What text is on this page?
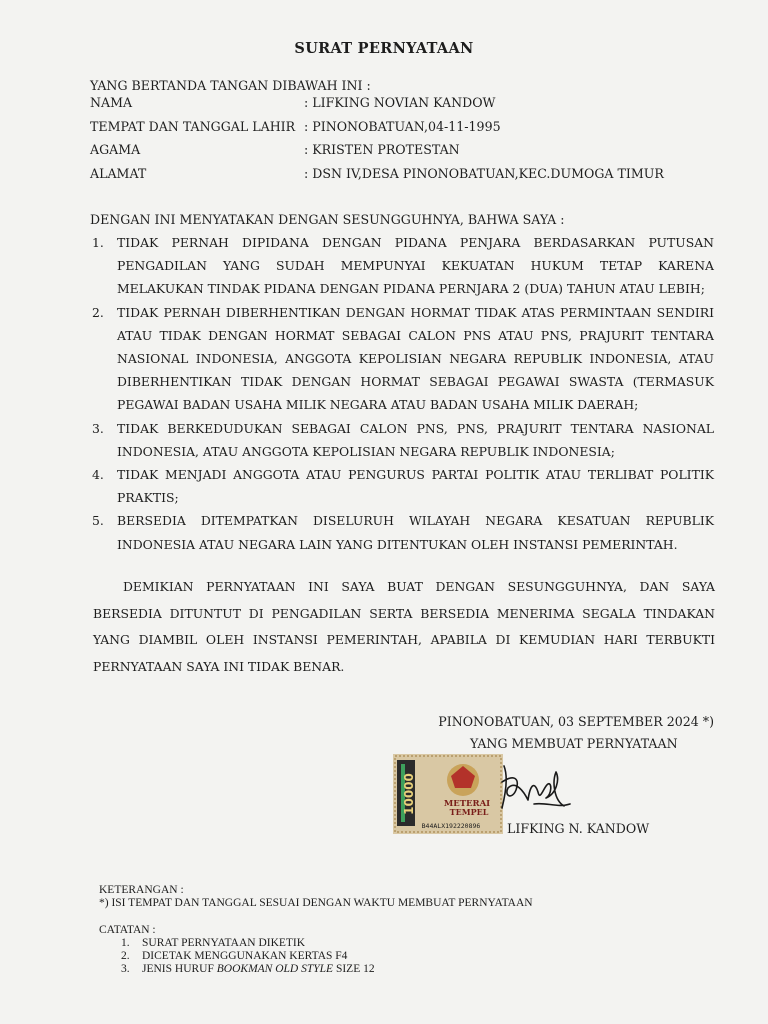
SURAT PERNYATAAN
YANG BERTANDA TANGAN DIBAWAH INI :
NAMA	: LIFKING NOVIAN KANDOW
TEMPAT DAN TANGGAL LAHIR	: PINONOBATUAN,04-11-1995
AGAMA	: KRISTEN PROTESTAN
ALAMAT	: DSN IV,DESA PINONOBATUAN,KEC.DUMOGA TIMUR
DENGAN INI MENYATAKAN DENGAN SESUNGGUHNYA, BAHWA SAYA :
1. TIDAK PERNAH DIPIDANA DENGAN PIDANA PENJARA BERDASARKAN PUTUSAN PENGADILAN YANG SUDAH MEMPUNYAI KEKUATAN HUKUM TETAP KARENA MELAKUKAN TINDAK PIDANA DENGAN PIDANA PERNJARA 2 (DUA) TAHUN ATAU LEBIH;
2. TIDAK PERNAH DIBERHENTIKAN DENGAN HORMAT TIDAK ATAS PERMINTAAN SENDIRI ATAU TIDAK DENGAN HORMAT SEBAGAI CALON PNS ATAU PNS, PRAJURIT TENTARA NASIONAL INDONESIA, ANGGOTA KEPOLISIAN NEGARA REPUBLIK INDONESIA, ATAU DIBERHENTIKAN TIDAK DENGAN HORMAT SEBAGAI PEGAWAI SWASTA (TERMASUK PEGAWAI BADAN USAHA MILIK NEGARA ATAU BADAN USAHA MILIK DAERAH;
3. TIDAK BERKEDUDUKAN SEBAGAI CALON PNS, PNS, PRAJURIT TENTARA NASIONAL INDONESIA, ATAU ANGGOTA KEPOLISIAN NEGARA REPUBLIK INDONESIA;
4. TIDAK MENJADI ANGGOTA ATAU PENGURUS PARTAI POLITIK ATAU TERLIBAT POLITIK PRAKTIS;
5. BERSEDIA DITEMPATKAN DISELURUH WILAYAH NEGARA KESATUAN REPUBLIK INDONESIA ATAU NEGARA LAIN YANG DITENTUKAN OLEH INSTANSI PEMERINTAH.
DEMIKIAN PERNYATAAN INI SAYA BUAT DENGAN SESUNGGUHNYA, DAN SAYA BERSEDIA DITUNTUT DI PENGADILAN SERTA BERSEDIA MENERIMA SEGALA TINDAKAN YANG DIAMBIL OLEH INSTANSI PEMERINTAH, APABILA DI KEMUDIAN HARI TERBUKTI PERNYATAAN SAYA INI TIDAK BENAR.
PINONOBATUAN, 03 SEPTEMBER 2024 *)
YANG MEMBUAT PERNYATAAN
10000	METERAI
TEMPEL
B44ALX192220896 LIFKING N. KANDOW
KETERANGAN :
*) ISI TEMPAT DAN TANGGAL SESUAI DENGAN WAKTU MEMBUAT PERNYATAAN
CATATAN :
1. SURAT PERNYATAAN DIKETIK
2. DICETAK MENGGUNAKAN KERTAS F4
3. JENIS HURUF BOOKMAN OLD STYLE SIZE 12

- **STATED TASK**: In the entries above, find every line with the word "KANDOW" and list it.

- **WRITTEN REPLY**:
NAMA	: LIFKING NOVIAN KANDOW
B44ALX192220896 LIFKING N. KANDOW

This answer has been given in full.